GIVEN INSTRUCTION: Lines holding the string "biased" are the ones to copy; find them all in the data.

RECORDS SUPPLIED:
'''
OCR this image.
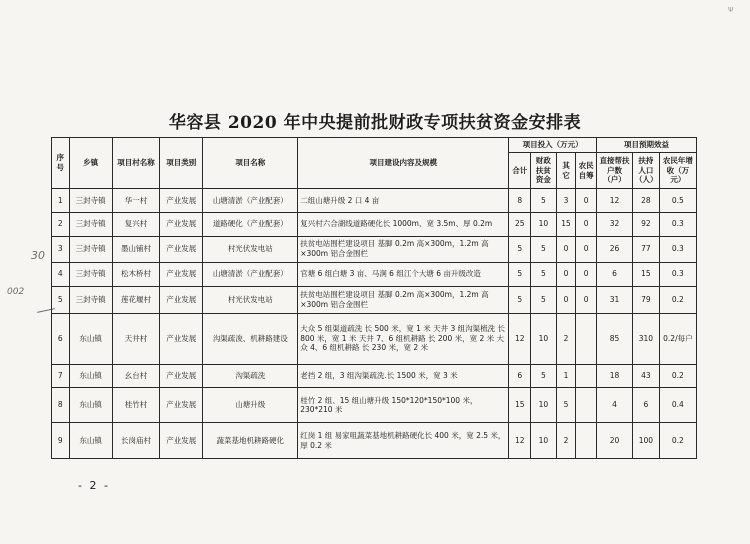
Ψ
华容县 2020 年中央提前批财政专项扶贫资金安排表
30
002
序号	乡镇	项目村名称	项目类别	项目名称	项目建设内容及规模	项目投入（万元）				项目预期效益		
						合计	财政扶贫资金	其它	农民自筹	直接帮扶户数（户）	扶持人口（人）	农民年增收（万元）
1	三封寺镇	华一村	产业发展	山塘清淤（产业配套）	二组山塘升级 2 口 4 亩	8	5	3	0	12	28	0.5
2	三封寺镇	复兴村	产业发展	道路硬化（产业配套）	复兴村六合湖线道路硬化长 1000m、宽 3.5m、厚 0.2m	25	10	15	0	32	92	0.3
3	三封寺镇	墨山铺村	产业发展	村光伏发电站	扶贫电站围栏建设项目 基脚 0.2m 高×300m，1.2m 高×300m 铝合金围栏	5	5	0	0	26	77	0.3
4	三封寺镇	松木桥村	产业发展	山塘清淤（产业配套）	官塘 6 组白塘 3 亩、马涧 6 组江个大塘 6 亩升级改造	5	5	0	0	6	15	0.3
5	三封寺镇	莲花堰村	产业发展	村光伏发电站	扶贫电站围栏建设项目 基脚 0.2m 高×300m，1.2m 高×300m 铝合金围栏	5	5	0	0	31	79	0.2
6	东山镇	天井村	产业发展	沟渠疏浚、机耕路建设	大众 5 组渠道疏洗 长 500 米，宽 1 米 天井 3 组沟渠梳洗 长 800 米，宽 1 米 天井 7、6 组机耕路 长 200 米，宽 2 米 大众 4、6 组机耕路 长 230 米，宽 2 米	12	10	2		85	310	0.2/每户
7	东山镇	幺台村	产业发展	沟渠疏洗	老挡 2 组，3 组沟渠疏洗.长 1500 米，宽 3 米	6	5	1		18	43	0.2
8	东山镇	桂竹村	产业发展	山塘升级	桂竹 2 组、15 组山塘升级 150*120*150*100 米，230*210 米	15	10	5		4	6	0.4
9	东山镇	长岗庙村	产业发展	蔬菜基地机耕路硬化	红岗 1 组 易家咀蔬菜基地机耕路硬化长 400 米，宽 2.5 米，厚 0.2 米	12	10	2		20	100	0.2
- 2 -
'''
'''
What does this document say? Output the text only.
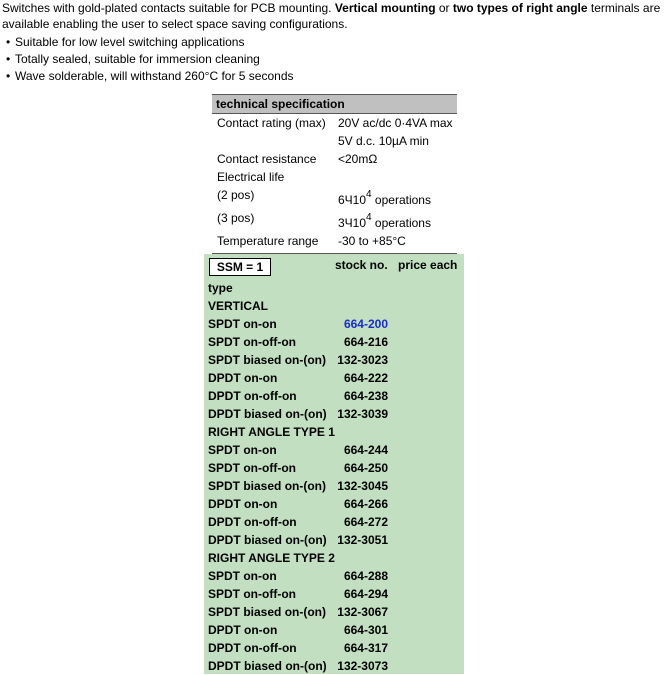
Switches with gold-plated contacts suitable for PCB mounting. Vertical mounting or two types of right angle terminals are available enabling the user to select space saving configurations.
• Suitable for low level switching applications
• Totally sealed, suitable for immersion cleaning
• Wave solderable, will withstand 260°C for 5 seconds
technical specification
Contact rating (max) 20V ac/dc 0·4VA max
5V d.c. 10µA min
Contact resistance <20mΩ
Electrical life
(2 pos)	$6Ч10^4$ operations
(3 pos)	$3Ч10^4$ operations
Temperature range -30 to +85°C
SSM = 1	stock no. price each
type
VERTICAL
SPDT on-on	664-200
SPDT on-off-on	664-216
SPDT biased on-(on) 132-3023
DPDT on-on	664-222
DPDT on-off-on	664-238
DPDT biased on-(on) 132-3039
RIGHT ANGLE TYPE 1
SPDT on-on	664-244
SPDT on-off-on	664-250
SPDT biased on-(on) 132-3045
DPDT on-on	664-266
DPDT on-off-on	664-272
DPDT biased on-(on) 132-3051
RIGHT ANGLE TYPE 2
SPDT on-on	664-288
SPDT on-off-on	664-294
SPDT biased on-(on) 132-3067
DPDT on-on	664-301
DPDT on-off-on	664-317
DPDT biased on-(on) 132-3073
'''
'''
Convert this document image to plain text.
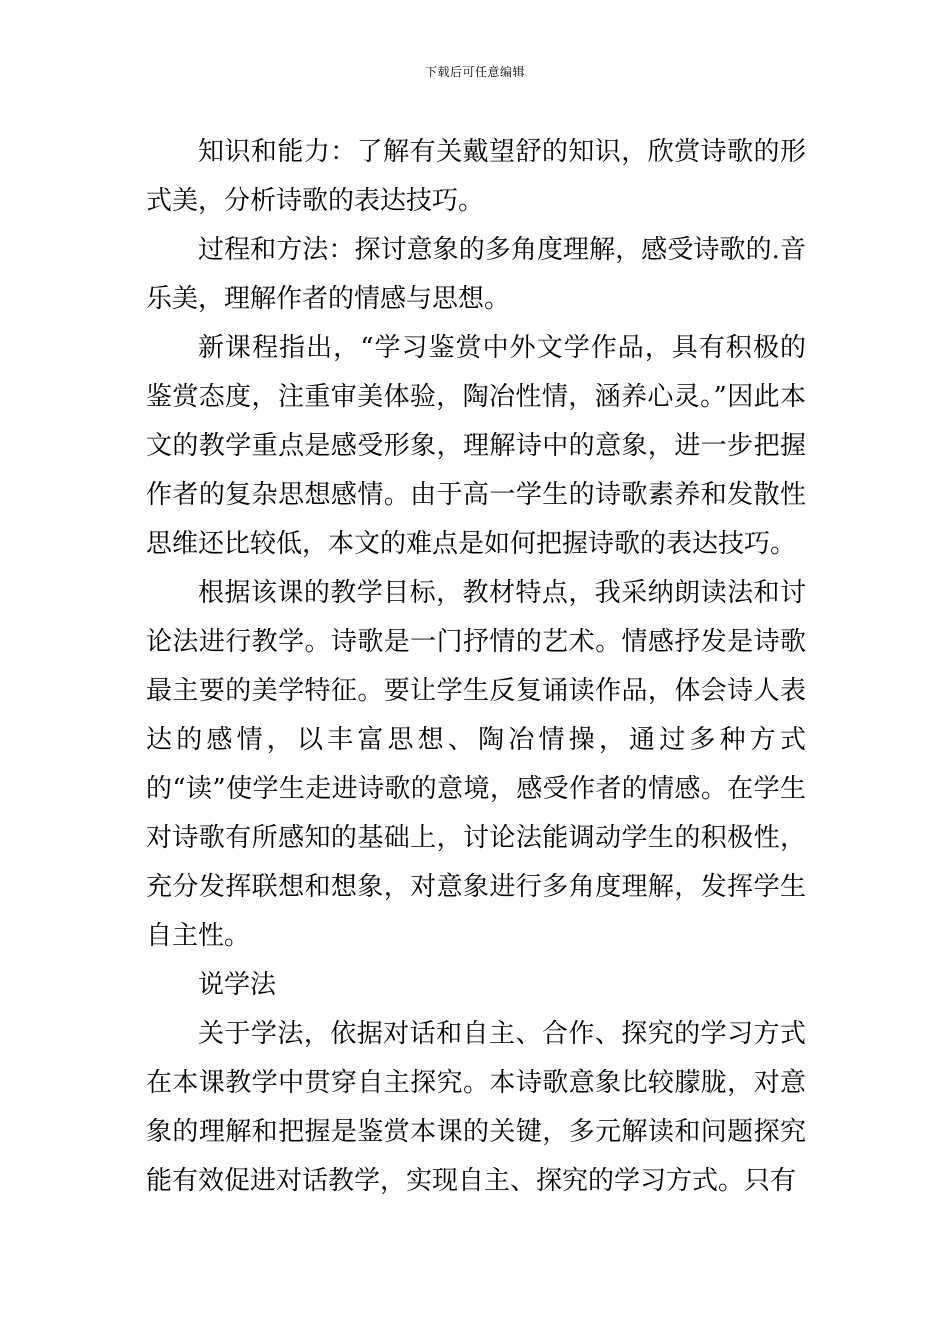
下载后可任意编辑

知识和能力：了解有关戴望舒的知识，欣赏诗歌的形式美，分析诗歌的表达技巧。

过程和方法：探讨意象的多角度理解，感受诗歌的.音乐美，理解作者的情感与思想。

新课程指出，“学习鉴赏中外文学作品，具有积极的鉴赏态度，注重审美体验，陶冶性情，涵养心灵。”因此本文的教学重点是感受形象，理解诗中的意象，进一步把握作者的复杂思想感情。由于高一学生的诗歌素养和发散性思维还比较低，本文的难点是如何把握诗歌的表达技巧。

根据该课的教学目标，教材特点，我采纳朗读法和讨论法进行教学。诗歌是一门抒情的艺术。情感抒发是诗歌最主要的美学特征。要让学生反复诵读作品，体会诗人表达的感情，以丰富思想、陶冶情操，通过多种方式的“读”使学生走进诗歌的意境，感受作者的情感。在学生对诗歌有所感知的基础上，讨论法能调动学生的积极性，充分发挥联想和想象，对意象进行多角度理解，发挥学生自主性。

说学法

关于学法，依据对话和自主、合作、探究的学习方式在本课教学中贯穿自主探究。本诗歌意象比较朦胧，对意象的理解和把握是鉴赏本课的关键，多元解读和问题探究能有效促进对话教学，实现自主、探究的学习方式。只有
'''
TASK RESULT:
SPDT biased on-(on) 132-3023
DPDT biased on-(on) 132-3039
SPDT biased on-(on) 132-3045
DPDT biased on-(on) 132-3051
SPDT biased on-(on) 132-3067
DPDT biased on-(on) 132-3073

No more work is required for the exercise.